Start of RECORDS SHOWN
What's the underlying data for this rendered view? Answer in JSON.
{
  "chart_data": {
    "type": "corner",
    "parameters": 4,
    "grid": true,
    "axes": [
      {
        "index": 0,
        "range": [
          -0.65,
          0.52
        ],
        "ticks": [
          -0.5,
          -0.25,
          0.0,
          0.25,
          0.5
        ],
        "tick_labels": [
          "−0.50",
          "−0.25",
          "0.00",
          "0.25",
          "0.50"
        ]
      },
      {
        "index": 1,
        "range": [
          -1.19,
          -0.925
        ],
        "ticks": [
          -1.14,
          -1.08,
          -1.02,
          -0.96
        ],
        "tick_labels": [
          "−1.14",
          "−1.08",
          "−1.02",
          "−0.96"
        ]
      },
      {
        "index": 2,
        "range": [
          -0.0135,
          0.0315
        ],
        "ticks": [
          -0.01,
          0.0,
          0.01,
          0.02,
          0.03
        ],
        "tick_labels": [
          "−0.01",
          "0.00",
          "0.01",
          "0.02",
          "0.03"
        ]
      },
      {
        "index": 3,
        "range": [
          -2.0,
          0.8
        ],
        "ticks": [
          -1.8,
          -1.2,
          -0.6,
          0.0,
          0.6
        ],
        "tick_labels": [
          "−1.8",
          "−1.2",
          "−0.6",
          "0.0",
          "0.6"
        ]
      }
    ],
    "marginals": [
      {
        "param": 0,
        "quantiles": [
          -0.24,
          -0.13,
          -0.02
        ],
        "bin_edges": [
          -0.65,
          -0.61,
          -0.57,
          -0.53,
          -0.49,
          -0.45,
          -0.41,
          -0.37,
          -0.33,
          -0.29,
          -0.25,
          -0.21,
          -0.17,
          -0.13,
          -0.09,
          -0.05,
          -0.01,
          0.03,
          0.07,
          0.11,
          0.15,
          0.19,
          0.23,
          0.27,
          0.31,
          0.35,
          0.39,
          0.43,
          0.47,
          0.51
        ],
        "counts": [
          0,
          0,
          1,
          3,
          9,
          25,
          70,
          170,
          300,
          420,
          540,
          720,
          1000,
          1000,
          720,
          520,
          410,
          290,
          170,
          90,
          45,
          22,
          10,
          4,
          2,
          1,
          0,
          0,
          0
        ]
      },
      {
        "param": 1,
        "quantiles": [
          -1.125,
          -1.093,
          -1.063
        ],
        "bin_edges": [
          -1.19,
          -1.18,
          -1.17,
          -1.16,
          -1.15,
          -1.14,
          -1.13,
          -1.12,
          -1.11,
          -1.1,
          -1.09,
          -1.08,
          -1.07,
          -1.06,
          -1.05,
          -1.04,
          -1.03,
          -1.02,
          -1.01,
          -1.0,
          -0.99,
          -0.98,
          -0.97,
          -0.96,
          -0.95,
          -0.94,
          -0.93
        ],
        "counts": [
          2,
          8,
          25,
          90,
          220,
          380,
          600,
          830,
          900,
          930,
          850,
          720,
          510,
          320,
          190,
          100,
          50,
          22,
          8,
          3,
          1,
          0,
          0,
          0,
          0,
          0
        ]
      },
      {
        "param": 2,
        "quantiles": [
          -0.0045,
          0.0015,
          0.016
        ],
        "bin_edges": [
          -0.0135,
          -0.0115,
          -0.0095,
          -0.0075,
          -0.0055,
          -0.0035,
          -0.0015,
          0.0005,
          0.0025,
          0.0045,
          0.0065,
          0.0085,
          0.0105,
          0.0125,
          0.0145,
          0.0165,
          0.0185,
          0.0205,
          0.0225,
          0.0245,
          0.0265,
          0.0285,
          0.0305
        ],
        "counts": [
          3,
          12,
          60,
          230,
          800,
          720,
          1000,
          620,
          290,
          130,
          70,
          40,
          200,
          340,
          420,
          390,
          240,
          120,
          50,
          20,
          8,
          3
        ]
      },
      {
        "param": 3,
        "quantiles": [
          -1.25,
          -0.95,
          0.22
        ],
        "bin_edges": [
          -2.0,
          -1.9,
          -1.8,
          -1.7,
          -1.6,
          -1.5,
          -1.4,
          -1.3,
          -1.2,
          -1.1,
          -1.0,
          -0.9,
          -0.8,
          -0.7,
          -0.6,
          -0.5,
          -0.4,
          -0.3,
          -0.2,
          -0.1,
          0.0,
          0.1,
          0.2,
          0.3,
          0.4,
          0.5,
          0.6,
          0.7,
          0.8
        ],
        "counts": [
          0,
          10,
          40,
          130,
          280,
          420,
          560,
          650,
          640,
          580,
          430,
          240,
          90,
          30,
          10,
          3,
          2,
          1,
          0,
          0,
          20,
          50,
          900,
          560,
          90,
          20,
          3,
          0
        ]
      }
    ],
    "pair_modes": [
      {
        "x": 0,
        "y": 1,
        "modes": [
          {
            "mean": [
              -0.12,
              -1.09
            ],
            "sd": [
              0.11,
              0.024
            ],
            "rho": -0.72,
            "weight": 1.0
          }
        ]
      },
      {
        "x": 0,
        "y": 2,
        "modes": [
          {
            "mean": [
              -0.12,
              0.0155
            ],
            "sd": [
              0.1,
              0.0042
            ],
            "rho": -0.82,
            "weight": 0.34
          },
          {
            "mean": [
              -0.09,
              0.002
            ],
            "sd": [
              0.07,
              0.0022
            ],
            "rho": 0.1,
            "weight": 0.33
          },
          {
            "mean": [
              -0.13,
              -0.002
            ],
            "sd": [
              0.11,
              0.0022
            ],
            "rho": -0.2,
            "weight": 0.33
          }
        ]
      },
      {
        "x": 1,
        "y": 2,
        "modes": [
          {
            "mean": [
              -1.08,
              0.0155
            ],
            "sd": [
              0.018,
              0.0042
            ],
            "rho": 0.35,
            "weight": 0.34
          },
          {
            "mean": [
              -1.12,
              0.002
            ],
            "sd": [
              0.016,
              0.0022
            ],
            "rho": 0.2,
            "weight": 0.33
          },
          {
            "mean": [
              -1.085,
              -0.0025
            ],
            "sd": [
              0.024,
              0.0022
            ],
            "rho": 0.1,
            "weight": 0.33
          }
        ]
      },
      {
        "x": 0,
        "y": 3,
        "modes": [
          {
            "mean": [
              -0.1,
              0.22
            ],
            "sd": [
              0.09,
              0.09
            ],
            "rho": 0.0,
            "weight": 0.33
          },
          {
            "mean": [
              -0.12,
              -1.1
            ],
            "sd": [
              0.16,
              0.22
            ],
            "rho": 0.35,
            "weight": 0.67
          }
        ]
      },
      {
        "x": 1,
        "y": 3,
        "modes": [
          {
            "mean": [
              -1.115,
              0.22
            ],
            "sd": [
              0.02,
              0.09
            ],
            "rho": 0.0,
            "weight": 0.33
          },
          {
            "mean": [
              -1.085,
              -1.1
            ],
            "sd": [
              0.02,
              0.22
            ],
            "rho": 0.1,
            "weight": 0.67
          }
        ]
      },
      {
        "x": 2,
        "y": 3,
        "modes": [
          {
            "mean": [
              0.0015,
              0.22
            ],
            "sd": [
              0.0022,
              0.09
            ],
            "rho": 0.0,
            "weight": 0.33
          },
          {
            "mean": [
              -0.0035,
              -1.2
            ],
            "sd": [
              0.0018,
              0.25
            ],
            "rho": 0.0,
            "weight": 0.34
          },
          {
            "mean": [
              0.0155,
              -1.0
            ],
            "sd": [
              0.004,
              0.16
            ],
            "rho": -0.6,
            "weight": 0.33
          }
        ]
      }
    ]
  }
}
End of RECORDS SHOWN
Quote every entry exactly.

What's the underlying data for this rendered view? Answer in JSON.
{
  "chart_data": {
    "type": "corner",
    "parameters": 4,
    "grid": true,
    "axes": [
      {
        "index": 0,
        "range": [
          -0.65,
          0.52
        ],
        "ticks": [
          -0.5,
          -0.25,
          0.0,
          0.25,
          0.5
        ],
        "tick_labels": [
          "−0.50",
          "−0.25",
          "0.00",
          "0.25",
          "0.50"
        ]
      },
      {
        "index": 1,
        "range": [
          -1.19,
          -0.925
        ],
        "ticks": [
          -1.14,
          -1.08,
          -1.02,
          -0.96
        ],
        "tick_labels": [
          "−1.14",
          "−1.08",
          "−1.02",
          "−0.96"
        ]
      },
      {
        "index": 2,
        "range": [
          -0.0135,
          0.0315
        ],
        "ticks": [
          -0.01,
          0.0,
          0.01,
          0.02,
          0.03
        ],
        "tick_labels": [
          "−0.01",
          "0.00",
          "0.01",
          "0.02",
          "0.03"
        ]
      },
      {
        "index": 3,
        "range": [
          -2.0,
          0.8
        ],
        "ticks": [
          -1.8,
          -1.2,
          -0.6,
          0.0,
          0.6
        ],
        "tick_labels": [
          "−1.8",
          "−1.2",
          "−0.6",
          "0.0",
          "0.6"
        ]
      }
    ],
    "marginals": [
      {
        "param": 0,
        "quantiles": [
          -0.24,
          -0.13,
          -0.02
        ],
        "bin_edges": [
          -0.65,
          -0.61,
          -0.57,
          -0.53,
          -0.49,
          -0.45,
          -0.41,
          -0.37,
          -0.33,
          -0.29,
          -0.25,
          -0.21,
          -0.17,
          -0.13,
          -0.09,
          -0.05,
          -0.01,
          0.03,
          0.07,
          0.11,
          0.15,
          0.19,
          0.23,
          0.27,
          0.31,
          0.35,
          0.39,
          0.43,
          0.47,
          0.51
        ],
        "counts": [
          0,
          0,
          1,
          3,
          9,
          25,
          70,
          170,
          300,
          420,
          540,
          720,
          1000,
          1000,
          720,
          520,
          410,
          290,
          170,
          90,
          45,
          22,
          10,
          4,
          2,
          1,
          0,
          0,
          0
        ]
      },
      {
        "param": 1,
        "quantiles": [
          -1.125,
          -1.093,
          -1.063
        ],
        "bin_edges": [
          -1.19,
          -1.18,
          -1.17,
          -1.16,
          -1.15,
          -1.14,
          -1.13,
          -1.12,
          -1.11,
          -1.1,
          -1.09,
          -1.08,
          -1.07,
          -1.06,
          -1.05,
          -1.04,
          -1.03,
          -1.02,
          -1.01,
          -1.0,
          -0.99,
          -0.98,
          -0.97,
          -0.96,
          -0.95,
          -0.94,
          -0.93
        ],
        "counts": [
          2,
          8,
          25,
          90,
          220,
          380,
          600,
          830,
          900,
          930,
          850,
          720,
          510,
          320,
          190,
          100,
          50,
          22,
          8,
          3,
          1,
          0,
          0,
          0,
          0,
          0
        ]
      },
      {
        "param": 2,
        "quantiles": [
          -0.0045,
          0.0015,
          0.016
        ],
        "bin_edges": [
          -0.0135,
          -0.0115,
          -0.0095,
          -0.0075,
          -0.0055,
          -0.0035,
          -0.0015,
          0.0005,
          0.0025,
          0.0045,
          0.0065,
          0.0085,
          0.0105,
          0.0125,
          0.0145,
          0.0165,
          0.0185,
          0.0205,
          0.0225,
          0.0245,
          0.0265,
          0.0285,
          0.0305
        ],
        "counts": [
          3,
          12,
          60,
          230,
          800,
          720,
          1000,
          620,
          290,
          130,
          70,
          40,
          200,
          340,
          420,
          390,
          240,
          120,
          50,
          20,
          8,
          3
        ]
      },
      {
        "param": 3,
        "quantiles": [
          -1.25,
          -0.95,
          0.22
        ],
        "bin_edges": [
          -2.0,
          -1.9,
          -1.8,
          -1.7,
          -1.6,
          -1.5,
          -1.4,
          -1.3,
          -1.2,
          -1.1,
          -1.0,
          -0.9,
          -0.8,
          -0.7,
          -0.6,
          -0.5,
          -0.4,
          -0.3,
          -0.2,
          -0.1,
          0.0,
          0.1,
          0.2,
          0.3,
          0.4,
          0.5,
          0.6,
          0.7,
          0.8
        ],
        "counts": [
          0,
          10,
          40,
          130,
          280,
          420,
          560,
          650,
          640,
          580,
          430,
          240,
          90,
          30,
          10,
          3,
          2,
          1,
          0,
          0,
          20,
          50,
          900,
          560,
          90,
          20,
          3,
          0
        ]
      }
    ],
    "pair_modes": [
      {
        "x": 0,
        "y": 1,
        "modes": [
          {
            "mean": [
              -0.12,
              -1.09
            ],
            "sd": [
              0.11,
              0.024
            ],
            "rho": -0.72,
            "weight": 1.0
          }
        ]
      },
      {
        "x": 0,
        "y": 2,
        "modes": [
          {
            "mean": [
              -0.12,
              0.0155
            ],
            "sd": [
              0.1,
              0.0042
            ],
            "rho": -0.82,
            "weight": 0.34
          },
          {
            "mean": [
              -0.09,
              0.002
            ],
            "sd": [
              0.07,
              0.0022
            ],
            "rho": 0.1,
            "weight": 0.33
          },
          {
            "mean": [
              -0.13,
              -0.002
            ],
            "sd": [
              0.11,
              0.0022
            ],
            "rho": -0.2,
            "weight": 0.33
          }
        ]
      },
      {
        "x": 1,
        "y": 2,
        "modes": [
          {
            "mean": [
              -1.08,
              0.0155
            ],
            "sd": [
              0.018,
              0.0042
            ],
            "rho": 0.35,
            "weight": 0.34
          },
          {
            "mean": [
              -1.12,
              0.002
            ],
            "sd": [
              0.016,
              0.0022
            ],
            "rho": 0.2,
            "weight": 0.33
          },
          {
            "mean": [
              -1.085,
              -0.0025
            ],
            "sd": [
              0.024,
              0.0022
            ],
            "rho": 0.1,
            "weight": 0.33
          }
        ]
      },
      {
        "x": 0,
        "y": 3,
        "modes": [
          {
            "mean": [
              -0.1,
              0.22
            ],
            "sd": [
              0.09,
              0.09
            ],
            "rho": 0.0,
            "weight": 0.33
          },
          {
            "mean": [
              -0.12,
              -1.1
            ],
            "sd": [
              0.16,
              0.22
            ],
            "rho": 0.35,
            "weight": 0.67
          }
        ]
      },
      {
        "x": 1,
        "y": 3,
        "modes": [
          {
            "mean": [
              -1.115,
              0.22
            ],
            "sd": [
              0.02,
              0.09
            ],
            "rho": 0.0,
            "weight": 0.33
          },
          {
            "mean": [
              -1.085,
              -1.1
            ],
            "sd": [
              0.02,
              0.22
            ],
            "rho": 0.1,
            "weight": 0.67
          }
        ]
      },
      {
        "x": 2,
        "y": 3,
        "modes": [
          {
            "mean": [
              0.0015,
              0.22
            ],
            "sd": [
              0.0022,
              0.09
            ],
            "rho": 0.0,
            "weight": 0.33
          },
          {
            "mean": [
              -0.0035,
              -1.2
            ],
            "sd": [
              0.0018,
              0.25
            ],
            "rho": 0.0,
            "weight": 0.34
          },
          {
            "mean": [
              0.0155,
              -1.0
            ],
            "sd": [
              0.004,
              0.16
            ],
            "rho": -0.6,
            "weight": 0.33
          }
        ]
      }
    ]
  }
}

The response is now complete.